** Start Provided records **

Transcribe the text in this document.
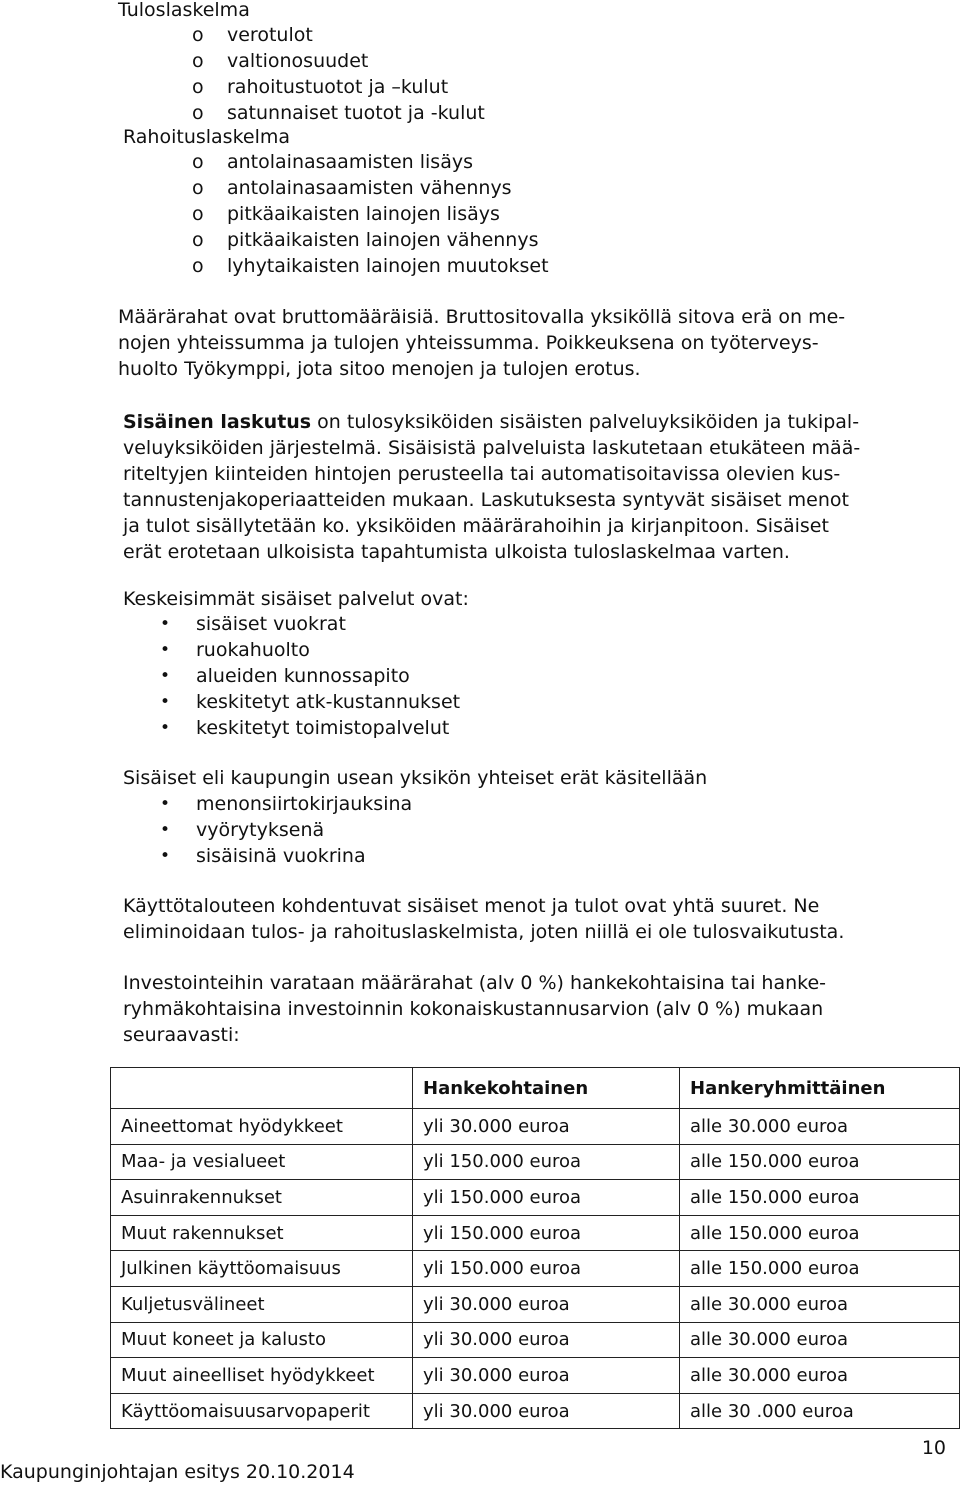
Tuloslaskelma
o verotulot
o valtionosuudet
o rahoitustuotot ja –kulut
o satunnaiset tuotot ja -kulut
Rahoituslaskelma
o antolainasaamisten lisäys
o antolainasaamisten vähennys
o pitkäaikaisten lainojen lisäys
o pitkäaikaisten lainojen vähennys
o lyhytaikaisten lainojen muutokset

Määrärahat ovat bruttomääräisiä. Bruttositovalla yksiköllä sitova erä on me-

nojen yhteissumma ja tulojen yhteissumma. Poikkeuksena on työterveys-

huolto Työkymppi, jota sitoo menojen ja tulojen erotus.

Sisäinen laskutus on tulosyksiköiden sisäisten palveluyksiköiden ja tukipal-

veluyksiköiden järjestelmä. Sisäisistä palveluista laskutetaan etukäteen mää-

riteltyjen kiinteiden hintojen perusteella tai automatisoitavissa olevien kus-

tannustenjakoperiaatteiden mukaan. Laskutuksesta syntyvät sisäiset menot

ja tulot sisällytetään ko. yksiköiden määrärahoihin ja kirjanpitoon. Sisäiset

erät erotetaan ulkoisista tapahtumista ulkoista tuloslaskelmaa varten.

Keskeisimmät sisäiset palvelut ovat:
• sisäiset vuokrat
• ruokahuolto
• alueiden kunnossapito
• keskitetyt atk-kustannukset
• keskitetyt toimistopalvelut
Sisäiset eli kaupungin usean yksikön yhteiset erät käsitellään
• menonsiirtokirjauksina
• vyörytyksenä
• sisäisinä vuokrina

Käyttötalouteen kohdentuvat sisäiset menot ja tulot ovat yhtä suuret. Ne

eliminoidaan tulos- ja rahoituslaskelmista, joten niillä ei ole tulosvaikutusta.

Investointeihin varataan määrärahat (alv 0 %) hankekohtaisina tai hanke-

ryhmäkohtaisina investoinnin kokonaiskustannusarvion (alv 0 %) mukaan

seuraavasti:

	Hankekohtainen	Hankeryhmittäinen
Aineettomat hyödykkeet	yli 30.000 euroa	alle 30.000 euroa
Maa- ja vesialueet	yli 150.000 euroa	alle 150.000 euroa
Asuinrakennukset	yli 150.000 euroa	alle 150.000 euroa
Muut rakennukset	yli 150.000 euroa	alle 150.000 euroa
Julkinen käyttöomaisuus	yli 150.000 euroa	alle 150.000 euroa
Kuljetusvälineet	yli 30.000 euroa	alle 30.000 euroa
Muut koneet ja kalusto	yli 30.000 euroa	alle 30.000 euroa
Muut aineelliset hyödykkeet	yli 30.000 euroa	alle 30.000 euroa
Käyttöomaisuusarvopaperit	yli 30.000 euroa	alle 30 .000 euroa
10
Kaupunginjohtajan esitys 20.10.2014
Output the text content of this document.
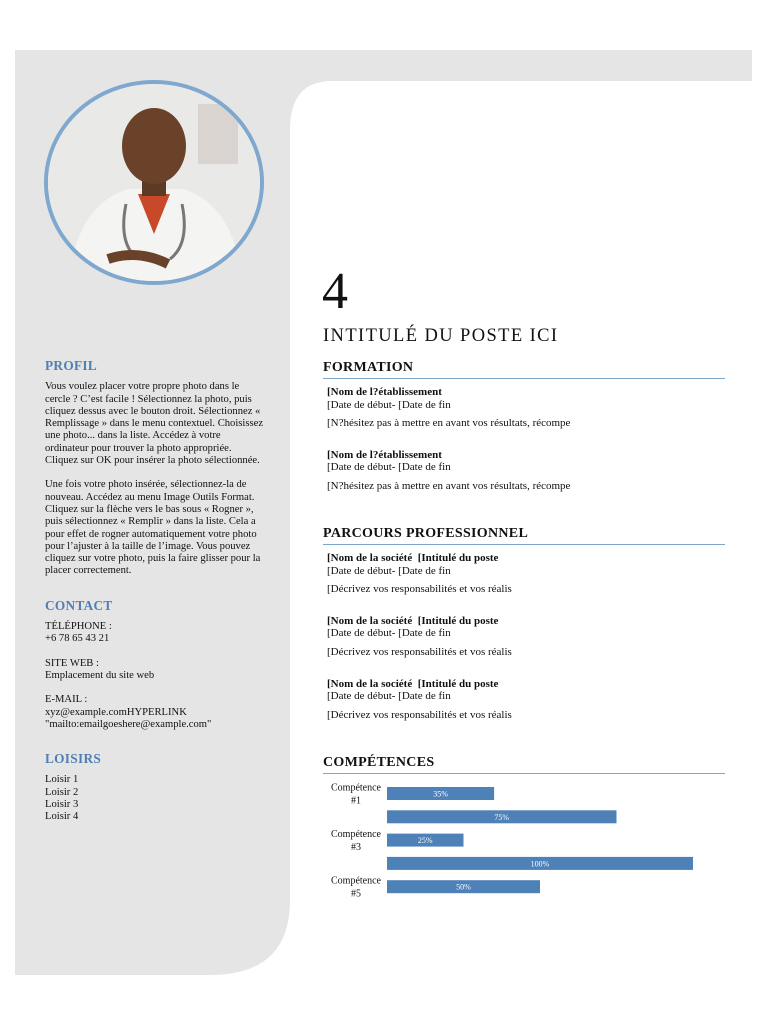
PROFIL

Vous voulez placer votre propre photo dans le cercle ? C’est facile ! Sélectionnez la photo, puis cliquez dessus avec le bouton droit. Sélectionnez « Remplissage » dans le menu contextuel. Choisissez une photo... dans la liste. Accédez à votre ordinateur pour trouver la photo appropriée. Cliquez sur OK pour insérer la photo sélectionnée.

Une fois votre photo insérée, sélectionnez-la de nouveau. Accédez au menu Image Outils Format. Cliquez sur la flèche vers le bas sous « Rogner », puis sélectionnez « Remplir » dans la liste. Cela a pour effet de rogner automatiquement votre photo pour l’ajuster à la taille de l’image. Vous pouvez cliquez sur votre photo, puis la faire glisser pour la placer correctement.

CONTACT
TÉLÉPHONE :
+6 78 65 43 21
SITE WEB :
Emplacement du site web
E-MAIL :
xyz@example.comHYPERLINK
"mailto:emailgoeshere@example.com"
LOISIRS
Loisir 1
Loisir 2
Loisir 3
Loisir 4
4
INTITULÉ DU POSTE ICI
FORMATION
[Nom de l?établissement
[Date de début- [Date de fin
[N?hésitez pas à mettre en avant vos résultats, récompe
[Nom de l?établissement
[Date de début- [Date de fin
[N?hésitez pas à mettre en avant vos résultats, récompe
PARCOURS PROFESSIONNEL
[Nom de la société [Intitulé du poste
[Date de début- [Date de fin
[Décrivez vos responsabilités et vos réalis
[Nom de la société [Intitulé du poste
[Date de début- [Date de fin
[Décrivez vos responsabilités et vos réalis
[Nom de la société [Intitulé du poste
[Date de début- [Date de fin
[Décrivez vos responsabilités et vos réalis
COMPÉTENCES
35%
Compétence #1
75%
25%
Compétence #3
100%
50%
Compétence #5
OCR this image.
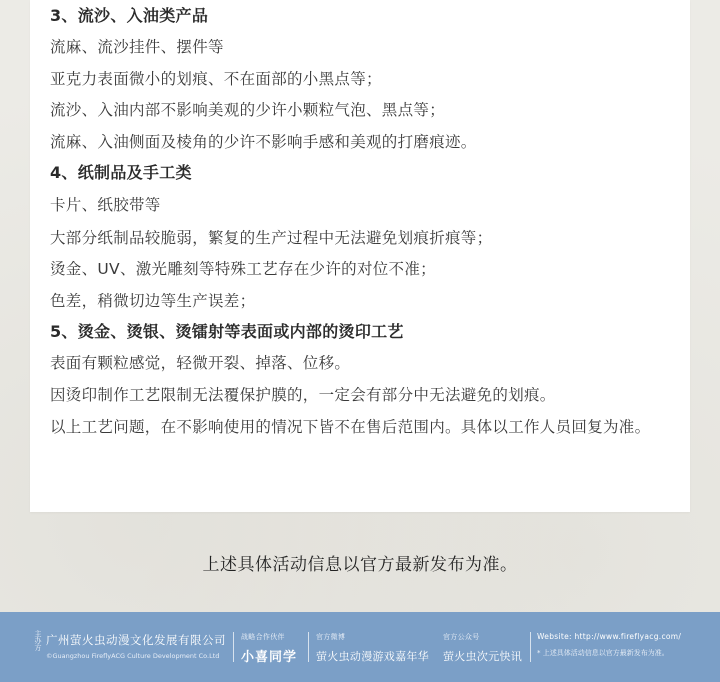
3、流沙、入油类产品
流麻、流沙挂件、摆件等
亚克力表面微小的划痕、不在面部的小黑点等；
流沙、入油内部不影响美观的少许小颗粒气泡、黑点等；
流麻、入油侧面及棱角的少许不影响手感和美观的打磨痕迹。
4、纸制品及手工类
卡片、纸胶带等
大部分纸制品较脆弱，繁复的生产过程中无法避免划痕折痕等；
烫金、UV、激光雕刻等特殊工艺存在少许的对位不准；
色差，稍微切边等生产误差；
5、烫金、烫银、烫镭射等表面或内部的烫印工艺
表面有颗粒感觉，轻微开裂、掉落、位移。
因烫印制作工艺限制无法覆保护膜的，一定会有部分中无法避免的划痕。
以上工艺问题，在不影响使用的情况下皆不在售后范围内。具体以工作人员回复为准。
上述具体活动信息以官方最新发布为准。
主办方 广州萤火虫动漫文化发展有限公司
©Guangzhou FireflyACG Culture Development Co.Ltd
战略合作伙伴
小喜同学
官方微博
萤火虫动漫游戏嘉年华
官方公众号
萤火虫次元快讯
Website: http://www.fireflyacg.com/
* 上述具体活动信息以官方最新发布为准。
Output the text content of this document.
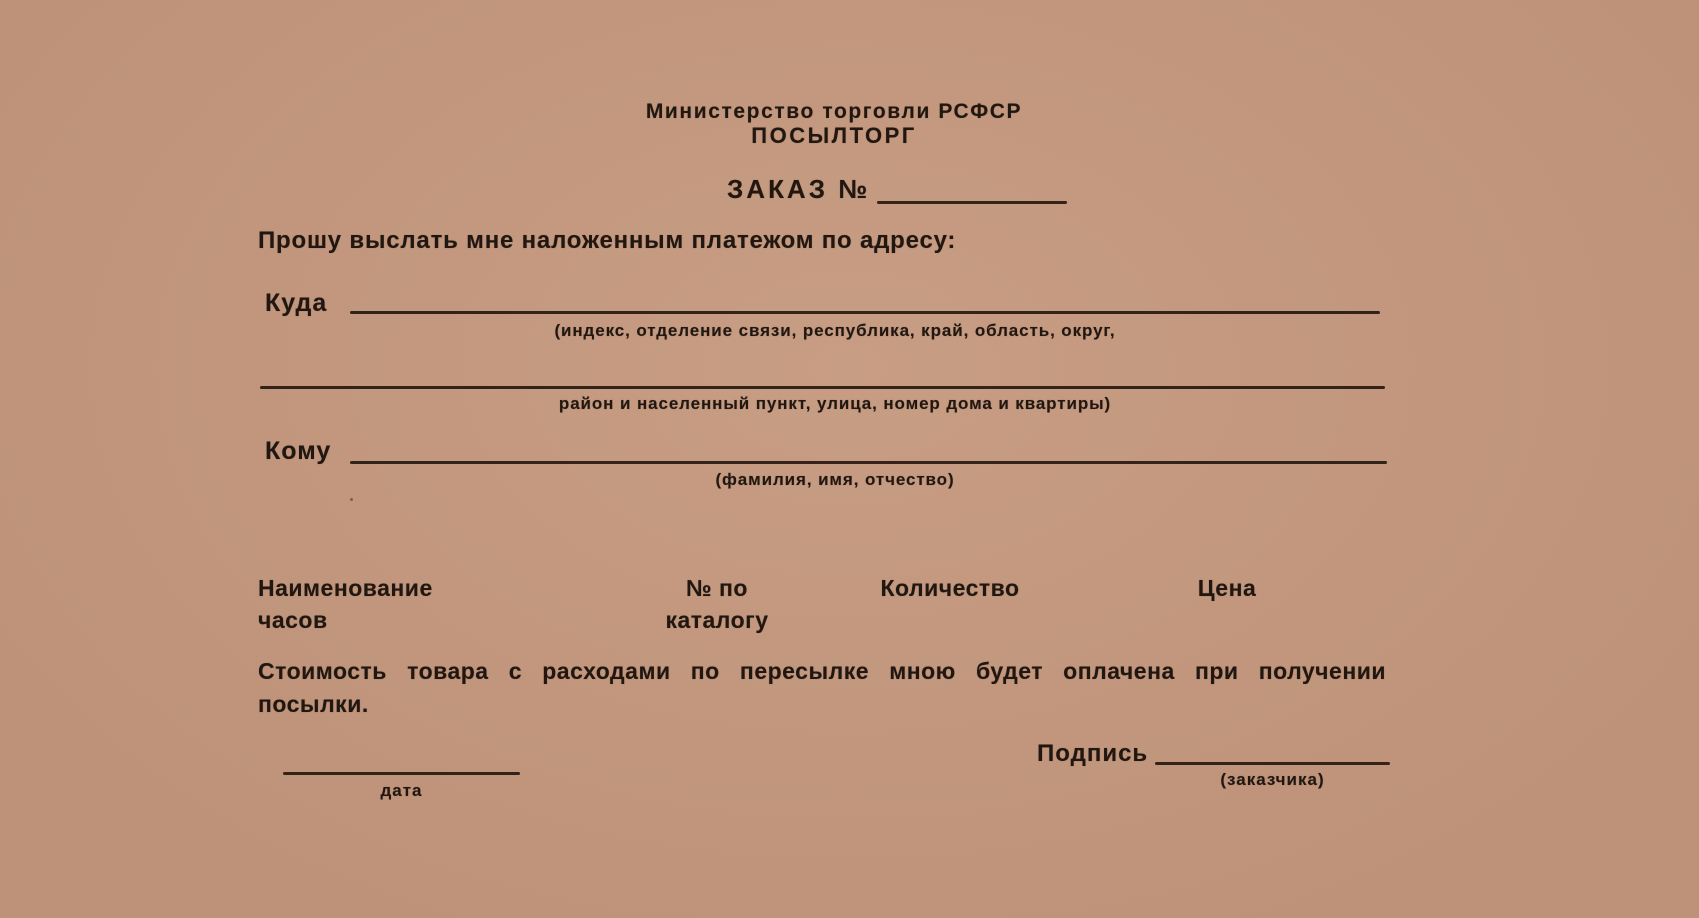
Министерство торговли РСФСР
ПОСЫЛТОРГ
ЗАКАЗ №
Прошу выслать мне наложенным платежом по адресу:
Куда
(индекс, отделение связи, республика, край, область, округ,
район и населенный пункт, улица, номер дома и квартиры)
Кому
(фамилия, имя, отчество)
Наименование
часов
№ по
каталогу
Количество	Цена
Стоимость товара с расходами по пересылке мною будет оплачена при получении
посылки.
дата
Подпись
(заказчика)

** End Provided records **

* **Aim**
Give the material again exactly as it is, but keep the pictures out.

* **Problem solution**
Transcribe the text in this document.
Tuloslaskelma
o verotulot
o valtionosuudet
o rahoitustuotot ja –kulut
o satunnaiset tuotot ja -kulut
Rahoituslaskelma
o antolainasaamisten lisäys
o antolainasaamisten vähennys
o pitkäaikaisten lainojen lisäys
o pitkäaikaisten lainojen vähennys
o lyhytaikaisten lainojen muutokset

Määrärahat ovat bruttomääräisiä. Bruttositovalla yksiköllä sitova erä on me-

nojen yhteissumma ja tulojen yhteissumma. Poikkeuksena on työterveys-

huolto Työkymppi, jota sitoo menojen ja tulojen erotus.

Sisäinen laskutus on tulosyksiköiden sisäisten palveluyksiköiden ja tukipal-

veluyksiköiden järjestelmä. Sisäisistä palveluista laskutetaan etukäteen mää-

riteltyjen kiinteiden hintojen perusteella tai automatisoitavissa olevien kus-

tannustenjakoperiaatteiden mukaan. Laskutuksesta syntyvät sisäiset menot

ja tulot sisällytetään ko. yksiköiden määrärahoihin ja kirjanpitoon. Sisäiset

erät erotetaan ulkoisista tapahtumista ulkoista tuloslaskelmaa varten.

Keskeisimmät sisäiset palvelut ovat:
• sisäiset vuokrat
• ruokahuolto
• alueiden kunnossapito
• keskitetyt atk-kustannukset
• keskitetyt toimistopalvelut
Sisäiset eli kaupungin usean yksikön yhteiset erät käsitellään
• menonsiirtokirjauksina
• vyörytyksenä
• sisäisinä vuokrina

Käyttötalouteen kohdentuvat sisäiset menot ja tulot ovat yhtä suuret. Ne

eliminoidaan tulos- ja rahoituslaskelmista, joten niillä ei ole tulosvaikutusta.

Investointeihin varataan määrärahat (alv 0 %) hankekohtaisina tai hanke-

ryhmäkohtaisina investoinnin kokonaiskustannusarvion (alv 0 %) mukaan

seuraavasti:

	Hankekohtainen	Hankeryhmittäinen
Aineettomat hyödykkeet	yli 30.000 euroa	alle 30.000 euroa
Maa- ja vesialueet	yli 150.000 euroa	alle 150.000 euroa
Asuinrakennukset	yli 150.000 euroa	alle 150.000 euroa
Muut rakennukset	yli 150.000 euroa	alle 150.000 euroa
Julkinen käyttöomaisuus	yli 150.000 euroa	alle 150.000 euroa
Kuljetusvälineet	yli 30.000 euroa	alle 30.000 euroa
Muut koneet ja kalusto	yli 30.000 euroa	alle 30.000 euroa
Muut aineelliset hyödykkeet	yli 30.000 euroa	alle 30.000 euroa
Käyttöomaisuusarvopaperit	yli 30.000 euroa	alle 30 .000 euroa
10
Kaupunginjohtajan esitys 20.10.2014
Output the text content of this document.
PROFIL

Vous voulez placer votre propre photo dans le cercle ? C’est facile ! Sélectionnez la photo, puis cliquez dessus avec le bouton droit. Sélectionnez « Remplissage » dans le menu contextuel. Choisissez une photo... dans la liste. Accédez à votre ordinateur pour trouver la photo appropriée. Cliquez sur OK pour insérer la photo sélectionnée.

Une fois votre photo insérée, sélectionnez-la de nouveau. Accédez au menu Image Outils Format. Cliquez sur la flèche vers le bas sous « Rogner », puis sélectionnez « Remplir » dans la liste. Cela a pour effet de rogner automatiquement votre photo pour l’ajuster à la taille de l’image. Vous pouvez cliquez sur votre photo, puis la faire glisser pour la placer correctement.

CONTACT
TÉLÉPHONE :
+6 78 65 43 21
SITE WEB :
Emplacement du site web
E-MAIL :
xyz@example.comHYPERLINK
"mailto:emailgoeshere@example.com"
LOISIRS
Loisir 1
Loisir 2
Loisir 3
Loisir 4
4
INTITULÉ DU POSTE ICI
FORMATION
[Nom de l?établissement
[Date de début- [Date de fin
[N?hésitez pas à mettre en avant vos résultats, récompe
[Nom de l?établissement
[Date de début- [Date de fin
[N?hésitez pas à mettre en avant vos résultats, récompe
PARCOURS PROFESSIONNEL
[Nom de la société [Intitulé du poste
[Date de début- [Date de fin
[Décrivez vos responsabilités et vos réalis
[Nom de la société [Intitulé du poste
[Date de début- [Date de fin
[Décrivez vos responsabilités et vos réalis
[Nom de la société [Intitulé du poste
[Date de début- [Date de fin
[Décrivez vos responsabilités et vos réalis
COMPÉTENCES
35%
Compétence #1
75%
25%
Compétence #3
100%
50%
Compétence #5
OCR this image.
3、流沙、入油类产品
流麻、流沙挂件、摆件等
亚克力表面微小的划痕、不在面部的小黑点等；
流沙、入油内部不影响美观的少许小颗粒气泡、黑点等；
流麻、入油侧面及棱角的少许不影响手感和美观的打磨痕迹。
4、纸制品及手工类
卡片、纸胶带等
大部分纸制品较脆弱，繁复的生产过程中无法避免划痕折痕等；
烫金、UV、激光雕刻等特殊工艺存在少许的对位不准；
色差，稍微切边等生产误差；
5、烫金、烫银、烫镭射等表面或内部的烫印工艺
表面有颗粒感觉，轻微开裂、掉落、位移。
因烫印制作工艺限制无法覆保护膜的，一定会有部分中无法避免的划痕。
以上工艺问题，在不影响使用的情况下皆不在售后范围内。具体以工作人员回复为准。
上述具体活动信息以官方最新发布为准。
主办方 广州萤火虫动漫文化发展有限公司
©Guangzhou FireflyACG Culture Development Co.Ltd
战略合作伙伴
小喜同学
官方微博
萤火虫动漫游戏嘉年华
官方公众号
萤火虫次元快讯
Website: http://www.fireflyacg.com/
* 上述具体活动信息以官方最新发布为准。
Output the text content of this document.
Министерство торговли РСФСР
ПОСЫЛТОРГ
ЗАКАЗ №
Прошу выслать мне наложенным платежом по адресу:
Куда
(индекс, отделение связи, республика, край, область, округ,
район и населенный пункт, улица, номер дома и квартиры)
Кому
(фамилия, имя, отчество)
Наименование
часов
№ по
каталогу
Количество	Цена
Стоимость товара с расходами по пересылке мною будет оплачена при получении
посылки.
дата
Подпись
(заказчика)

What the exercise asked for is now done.